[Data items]

# # #

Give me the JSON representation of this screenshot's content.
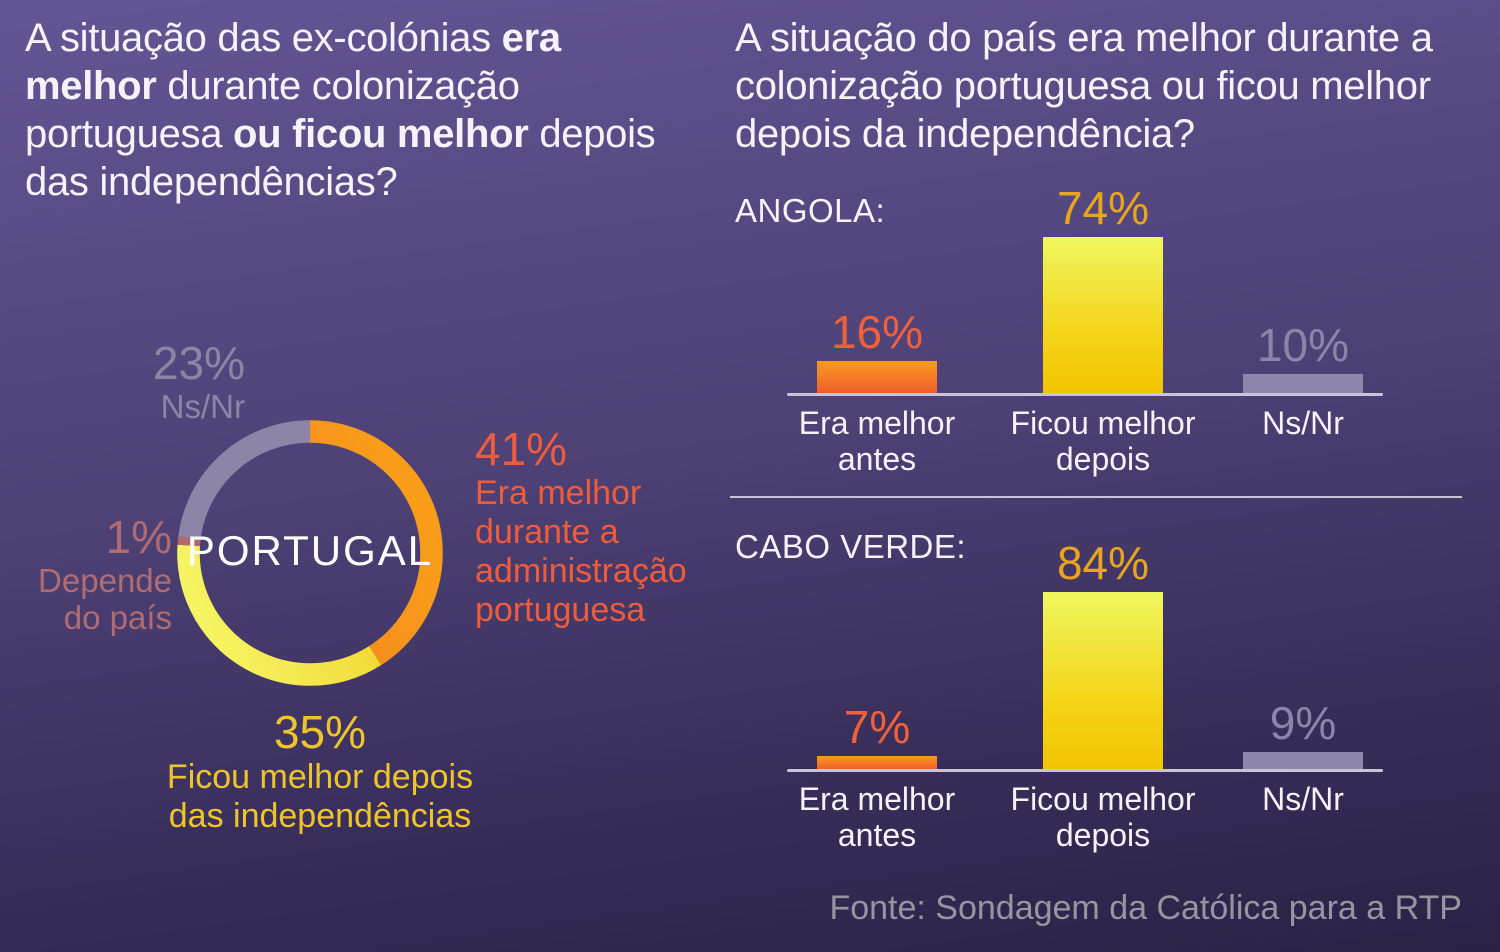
{
  "left": {
    "question_segments": [
      {
        "text": "A situação das ex-colónias ",
        "bold": false
      },
      {
        "text": "era melhor",
        "bold": true
      },
      {
        "text": " durante colonização portuguesa ",
        "bold": false
      },
      {
        "text": "ou ficou melhor",
        "bold": true
      },
      {
        "text": " depois das independências?",
        "bold": false
      }
    ],
    "donut": {
      "center_label": "PORTUGAL",
      "slices": [
        {
          "value": 41,
          "value_label": "41%",
          "lines": [
            "Era melhor",
            "durante a",
            "administração",
            "portuguesa"
          ],
          "color": "#ee5c3c"
        },
        {
          "value": 35,
          "value_label": "35%",
          "lines": [
            "Ficou melhor depois",
            "das independências"
          ],
          "color": "#edc52b"
        },
        {
          "value": 1,
          "value_label": "1%",
          "lines": [
            "Depende",
            "do país"
          ],
          "color": "#b16b72"
        },
        {
          "value": 23,
          "value_label": "23%",
          "lines": [
            "Ns/Nr"
          ],
          "color": "#8d84a8"
        }
      ]
    }
  },
  "right": {
    "question": "A situação do país era melhor durante a colonização portuguesa ou ficou melhor depois da independência?",
    "charts": [
      {
        "country_label": "ANGOLA:",
        "bars": [
          {
            "value": 16,
            "value_label": "16%",
            "lines": [
              "Era melhor",
              "antes"
            ]
          },
          {
            "value": 74,
            "value_label": "74%",
            "lines": [
              "Ficou melhor",
              "depois"
            ]
          },
          {
            "value": 10,
            "value_label": "10%",
            "lines": [
              "Ns/Nr"
            ]
          }
        ]
      },
      {
        "country_label": "CABO VERDE:",
        "bars": [
          {
            "value": 7,
            "value_label": "7%",
            "lines": [
              "Era melhor",
              "antes"
            ]
          },
          {
            "value": 84,
            "value_label": "84%",
            "lines": [
              "Ficou melhor",
              "depois"
            ]
          },
          {
            "value": 9,
            "value_label": "9%",
            "lines": [
              "Ns/Nr"
            ]
          }
        ]
      }
    ],
    "source": "Fonte: Sondagem da Católica para a RTP"
  },
  "colors": {
    "background_top": "#645595",
    "background_bottom": "#2b2144",
    "orange_start": "#e95b22",
    "orange_end": "#f89c1a",
    "yellow_start": "#f5f868",
    "yellow_end": "#f1c306",
    "gray": "#8d84a8",
    "pink": "#b06a6e",
    "text_white": "#f5f3f9",
    "gold_label": "#e8a61e",
    "orange_label": "#f0613b",
    "source_text": "#9a93a2"
  },
  "chart_data": [
    {
      "type": "pie",
      "subtype": "donut",
      "title": "PORTUGAL",
      "question": "A situação das ex-colónias era melhor durante colonização portuguesa ou ficou melhor depois das independências?",
      "labels": [
        "Era melhor durante a administração portuguesa",
        "Ficou melhor depois das independências",
        "Depende do país",
        "Ns/Nr"
      ],
      "values": [
        41,
        35,
        1,
        23
      ],
      "colors": [
        "#f7941d",
        "#f2c400",
        "#b06a6e",
        "#8d84a8"
      ],
      "start_angle": "top",
      "direction": "clockwise"
    },
    {
      "type": "bar",
      "title": "ANGOLA",
      "categories": [
        "Era melhor antes",
        "Ficou melhor depois",
        "Ns/Nr"
      ],
      "values": [
        16,
        74,
        10
      ],
      "colors": [
        "#f3702a",
        "#f2c400",
        "#8f86ab"
      ],
      "ylim": [
        0,
        100
      ],
      "grid": false,
      "data_labels": [
        "16%",
        "74%",
        "10%"
      ]
    },
    {
      "type": "bar",
      "title": "CABO VERDE",
      "categories": [
        "Era melhor antes",
        "Ficou melhor depois",
        "Ns/Nr"
      ],
      "values": [
        7,
        84,
        9
      ],
      "colors": [
        "#f3702a",
        "#f2c400",
        "#8f86ab"
      ],
      "ylim": [
        0,
        100
      ],
      "grid": false,
      "data_labels": [
        "7%",
        "84%",
        "9%"
      ]
    }
  ]
}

# # #

▶ [Exercise aim]:
All of the lines above should be printed exactly, minus the pictures.

▶ [Output for this task]:
Give me the JSON representation of this screenshot's content.
{
  "left": {
    "question_segments": [
      {
        "text": "A situação das ex-colónias ",
        "bold": false
      },
      {
        "text": "era melhor",
        "bold": true
      },
      {
        "text": " durante colonização portuguesa ",
        "bold": false
      },
      {
        "text": "ou ficou melhor",
        "bold": true
      },
      {
        "text": " depois das independências?",
        "bold": false
      }
    ],
    "donut": {
      "center_label": "PORTUGAL",
      "slices": [
        {
          "value": 41,
          "value_label": "41%",
          "lines": [
            "Era melhor",
            "durante a",
            "administração",
            "portuguesa"
          ],
          "color": "#ee5c3c"
        },
        {
          "value": 35,
          "value_label": "35%",
          "lines": [
            "Ficou melhor depois",
            "das independências"
          ],
          "color": "#edc52b"
        },
        {
          "value": 1,
          "value_label": "1%",
          "lines": [
            "Depende",
            "do país"
          ],
          "color": "#b16b72"
        },
        {
          "value": 23,
          "value_label": "23%",
          "lines": [
            "Ns/Nr"
          ],
          "color": "#8d84a8"
        }
      ]
    }
  },
  "right": {
    "question": "A situação do país era melhor durante a colonização portuguesa ou ficou melhor depois da independência?",
    "charts": [
      {
        "country_label": "ANGOLA:",
        "bars": [
          {
            "value": 16,
            "value_label": "16%",
            "lines": [
              "Era melhor",
              "antes"
            ]
          },
          {
            "value": 74,
            "value_label": "74%",
            "lines": [
              "Ficou melhor",
              "depois"
            ]
          },
          {
            "value": 10,
            "value_label": "10%",
            "lines": [
              "Ns/Nr"
            ]
          }
        ]
      },
      {
        "country_label": "CABO VERDE:",
        "bars": [
          {
            "value": 7,
            "value_label": "7%",
            "lines": [
              "Era melhor",
              "antes"
            ]
          },
          {
            "value": 84,
            "value_label": "84%",
            "lines": [
              "Ficou melhor",
              "depois"
            ]
          },
          {
            "value": 9,
            "value_label": "9%",
            "lines": [
              "Ns/Nr"
            ]
          }
        ]
      }
    ],
    "source": "Fonte: Sondagem da Católica para a RTP"
  },
  "colors": {
    "background_top": "#645595",
    "background_bottom": "#2b2144",
    "orange_start": "#e95b22",
    "orange_end": "#f89c1a",
    "yellow_start": "#f5f868",
    "yellow_end": "#f1c306",
    "gray": "#8d84a8",
    "pink": "#b06a6e",
    "text_white": "#f5f3f9",
    "gold_label": "#e8a61e",
    "orange_label": "#f0613b",
    "source_text": "#9a93a2"
  },
  "chart_data": [
    {
      "type": "pie",
      "subtype": "donut",
      "title": "PORTUGAL",
      "question": "A situação das ex-colónias era melhor durante colonização portuguesa ou ficou melhor depois das independências?",
      "labels": [
        "Era melhor durante a administração portuguesa",
        "Ficou melhor depois das independências",
        "Depende do país",
        "Ns/Nr"
      ],
      "values": [
        41,
        35,
        1,
        23
      ],
      "colors": [
        "#f7941d",
        "#f2c400",
        "#b06a6e",
        "#8d84a8"
      ],
      "start_angle": "top",
      "direction": "clockwise"
    },
    {
      "type": "bar",
      "title": "ANGOLA",
      "categories": [
        "Era melhor antes",
        "Ficou melhor depois",
        "Ns/Nr"
      ],
      "values": [
        16,
        74,
        10
      ],
      "colors": [
        "#f3702a",
        "#f2c400",
        "#8f86ab"
      ],
      "ylim": [
        0,
        100
      ],
      "grid": false,
      "data_labels": [
        "16%",
        "74%",
        "10%"
      ]
    },
    {
      "type": "bar",
      "title": "CABO VERDE",
      "categories": [
        "Era melhor antes",
        "Ficou melhor depois",
        "Ns/Nr"
      ],
      "values": [
        7,
        84,
        9
      ],
      "colors": [
        "#f3702a",
        "#f2c400",
        "#8f86ab"
      ],
      "ylim": [
        0,
        100
      ],
      "grid": false,
      "data_labels": [
        "7%",
        "84%",
        "9%"
      ]
    }
  ]
}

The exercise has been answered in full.